■ INFORMATION SHOWN:
* * *

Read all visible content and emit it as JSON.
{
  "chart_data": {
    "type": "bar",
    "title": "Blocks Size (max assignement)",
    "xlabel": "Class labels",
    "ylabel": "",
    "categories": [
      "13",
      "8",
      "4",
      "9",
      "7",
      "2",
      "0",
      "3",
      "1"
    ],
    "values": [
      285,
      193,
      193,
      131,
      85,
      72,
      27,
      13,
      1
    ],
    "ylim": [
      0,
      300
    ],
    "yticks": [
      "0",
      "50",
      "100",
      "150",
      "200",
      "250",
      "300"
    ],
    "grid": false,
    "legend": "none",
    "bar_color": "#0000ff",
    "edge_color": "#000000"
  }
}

* * *

■ WHAT YOU NEED TO DO: Reproduce each entry from the records above, character for character.

■ WORKED SOLUTION:
Read all visible content and emit it as JSON.
{
  "chart_data": {
    "type": "bar",
    "title": "Blocks Size (max assignement)",
    "xlabel": "Class labels",
    "ylabel": "",
    "categories": [
      "13",
      "8",
      "4",
      "9",
      "7",
      "2",
      "0",
      "3",
      "1"
    ],
    "values": [
      285,
      193,
      193,
      131,
      85,
      72,
      27,
      13,
      1
    ],
    "ylim": [
      0,
      300
    ],
    "yticks": [
      "0",
      "50",
      "100",
      "150",
      "200",
      "250",
      "300"
    ],
    "grid": false,
    "legend": "none",
    "bar_color": "#0000ff",
    "edge_color": "#000000"
  }
}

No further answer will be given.